Look through the records below and collect all lines that hold the string "accel".

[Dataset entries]

··········

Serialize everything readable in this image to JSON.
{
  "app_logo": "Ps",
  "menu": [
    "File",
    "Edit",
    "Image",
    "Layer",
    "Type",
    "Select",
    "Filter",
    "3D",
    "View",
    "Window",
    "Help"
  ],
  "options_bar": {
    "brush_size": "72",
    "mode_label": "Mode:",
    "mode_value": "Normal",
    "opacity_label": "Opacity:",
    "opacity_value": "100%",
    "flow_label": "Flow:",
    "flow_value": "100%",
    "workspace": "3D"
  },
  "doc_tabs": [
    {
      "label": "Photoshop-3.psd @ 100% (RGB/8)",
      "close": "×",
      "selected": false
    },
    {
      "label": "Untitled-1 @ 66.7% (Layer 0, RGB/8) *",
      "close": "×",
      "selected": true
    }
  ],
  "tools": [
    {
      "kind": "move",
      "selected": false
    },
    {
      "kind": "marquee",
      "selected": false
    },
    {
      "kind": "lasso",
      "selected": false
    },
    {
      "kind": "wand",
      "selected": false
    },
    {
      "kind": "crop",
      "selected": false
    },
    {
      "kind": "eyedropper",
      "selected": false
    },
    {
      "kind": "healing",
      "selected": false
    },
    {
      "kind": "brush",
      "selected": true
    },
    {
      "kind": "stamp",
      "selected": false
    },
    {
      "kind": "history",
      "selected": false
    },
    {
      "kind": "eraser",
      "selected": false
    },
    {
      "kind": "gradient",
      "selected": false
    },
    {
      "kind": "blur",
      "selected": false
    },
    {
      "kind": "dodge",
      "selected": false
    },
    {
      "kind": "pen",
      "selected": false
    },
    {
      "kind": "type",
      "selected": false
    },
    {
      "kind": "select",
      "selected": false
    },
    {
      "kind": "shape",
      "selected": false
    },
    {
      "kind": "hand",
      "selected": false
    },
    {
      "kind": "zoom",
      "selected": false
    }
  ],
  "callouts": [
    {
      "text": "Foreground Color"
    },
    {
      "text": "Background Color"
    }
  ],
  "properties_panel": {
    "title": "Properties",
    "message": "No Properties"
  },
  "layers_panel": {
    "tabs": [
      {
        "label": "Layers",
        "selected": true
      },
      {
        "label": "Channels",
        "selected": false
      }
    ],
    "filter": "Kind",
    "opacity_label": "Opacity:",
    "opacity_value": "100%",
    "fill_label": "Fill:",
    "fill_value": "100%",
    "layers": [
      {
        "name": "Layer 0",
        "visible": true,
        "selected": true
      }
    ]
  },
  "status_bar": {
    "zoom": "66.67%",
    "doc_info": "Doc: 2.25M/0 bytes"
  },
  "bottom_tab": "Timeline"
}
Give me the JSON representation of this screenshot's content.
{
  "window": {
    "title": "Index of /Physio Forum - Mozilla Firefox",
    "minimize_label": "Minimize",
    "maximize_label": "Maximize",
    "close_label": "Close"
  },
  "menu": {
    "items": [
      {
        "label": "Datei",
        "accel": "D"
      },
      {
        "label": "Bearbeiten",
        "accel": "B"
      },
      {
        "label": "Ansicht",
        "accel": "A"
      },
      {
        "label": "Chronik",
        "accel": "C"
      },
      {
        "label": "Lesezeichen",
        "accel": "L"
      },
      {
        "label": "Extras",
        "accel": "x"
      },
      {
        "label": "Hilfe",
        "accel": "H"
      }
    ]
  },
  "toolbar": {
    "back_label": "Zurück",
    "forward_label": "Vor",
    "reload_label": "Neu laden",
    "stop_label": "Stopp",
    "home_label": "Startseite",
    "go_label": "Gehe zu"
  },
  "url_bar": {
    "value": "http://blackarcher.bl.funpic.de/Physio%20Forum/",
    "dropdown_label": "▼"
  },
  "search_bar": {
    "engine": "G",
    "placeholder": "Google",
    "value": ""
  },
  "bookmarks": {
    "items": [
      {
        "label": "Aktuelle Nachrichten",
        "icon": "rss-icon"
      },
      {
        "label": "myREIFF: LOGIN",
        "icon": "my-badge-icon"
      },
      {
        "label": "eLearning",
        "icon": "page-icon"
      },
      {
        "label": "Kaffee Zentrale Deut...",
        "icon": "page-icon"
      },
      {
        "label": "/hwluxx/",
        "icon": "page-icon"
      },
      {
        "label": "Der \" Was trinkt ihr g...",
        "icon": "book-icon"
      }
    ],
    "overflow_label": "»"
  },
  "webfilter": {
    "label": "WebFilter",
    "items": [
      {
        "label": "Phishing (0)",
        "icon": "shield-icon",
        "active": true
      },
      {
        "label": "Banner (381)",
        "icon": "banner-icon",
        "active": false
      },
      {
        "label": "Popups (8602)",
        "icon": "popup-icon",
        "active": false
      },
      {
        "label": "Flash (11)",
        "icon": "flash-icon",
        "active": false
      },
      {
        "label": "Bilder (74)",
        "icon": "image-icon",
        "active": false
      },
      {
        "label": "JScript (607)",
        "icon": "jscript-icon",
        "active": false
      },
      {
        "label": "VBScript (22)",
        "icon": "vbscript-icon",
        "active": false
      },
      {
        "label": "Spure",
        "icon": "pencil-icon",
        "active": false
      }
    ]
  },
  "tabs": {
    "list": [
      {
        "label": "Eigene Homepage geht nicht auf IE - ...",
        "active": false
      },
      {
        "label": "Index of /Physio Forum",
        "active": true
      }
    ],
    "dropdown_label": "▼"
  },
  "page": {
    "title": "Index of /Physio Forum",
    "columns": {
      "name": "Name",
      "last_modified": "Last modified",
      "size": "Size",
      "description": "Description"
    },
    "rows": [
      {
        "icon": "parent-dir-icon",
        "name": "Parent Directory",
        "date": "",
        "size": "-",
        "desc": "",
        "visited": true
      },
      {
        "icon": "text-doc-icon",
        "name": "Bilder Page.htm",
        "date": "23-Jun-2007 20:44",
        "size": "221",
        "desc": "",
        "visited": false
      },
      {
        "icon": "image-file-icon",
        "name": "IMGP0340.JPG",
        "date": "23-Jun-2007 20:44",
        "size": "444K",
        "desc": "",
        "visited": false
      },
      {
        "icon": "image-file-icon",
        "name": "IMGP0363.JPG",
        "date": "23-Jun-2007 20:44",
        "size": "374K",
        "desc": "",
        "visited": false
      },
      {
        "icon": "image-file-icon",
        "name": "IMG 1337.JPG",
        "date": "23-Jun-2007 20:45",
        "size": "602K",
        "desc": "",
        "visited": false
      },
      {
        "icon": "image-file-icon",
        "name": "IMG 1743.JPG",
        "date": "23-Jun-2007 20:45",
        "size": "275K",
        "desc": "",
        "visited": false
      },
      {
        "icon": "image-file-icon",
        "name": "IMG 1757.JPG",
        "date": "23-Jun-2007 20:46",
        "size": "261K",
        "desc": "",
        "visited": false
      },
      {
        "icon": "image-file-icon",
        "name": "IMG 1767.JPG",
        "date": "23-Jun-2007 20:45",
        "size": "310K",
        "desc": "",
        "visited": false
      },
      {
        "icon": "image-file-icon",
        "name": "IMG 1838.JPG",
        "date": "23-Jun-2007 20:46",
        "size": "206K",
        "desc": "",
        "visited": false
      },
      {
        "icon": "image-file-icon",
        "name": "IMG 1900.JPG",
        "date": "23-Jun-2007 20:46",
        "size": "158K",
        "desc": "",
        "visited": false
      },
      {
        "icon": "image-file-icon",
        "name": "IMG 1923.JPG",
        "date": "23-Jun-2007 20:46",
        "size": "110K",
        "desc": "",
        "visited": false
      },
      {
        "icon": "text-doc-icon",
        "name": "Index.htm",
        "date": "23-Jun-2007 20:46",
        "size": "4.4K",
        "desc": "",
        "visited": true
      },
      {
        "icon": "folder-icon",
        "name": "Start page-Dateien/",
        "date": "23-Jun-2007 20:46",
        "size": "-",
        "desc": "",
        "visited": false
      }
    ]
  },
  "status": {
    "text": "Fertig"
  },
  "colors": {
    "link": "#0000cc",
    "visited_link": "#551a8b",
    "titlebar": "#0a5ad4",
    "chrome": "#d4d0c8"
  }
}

··········

▸ ANSWER TO THE PROBLEM
        "accel": "D"
        "accel": "B"
        "accel": "A"
        "accel": "C"
        "accel": "L"
        "accel": "x"
        "accel": "H"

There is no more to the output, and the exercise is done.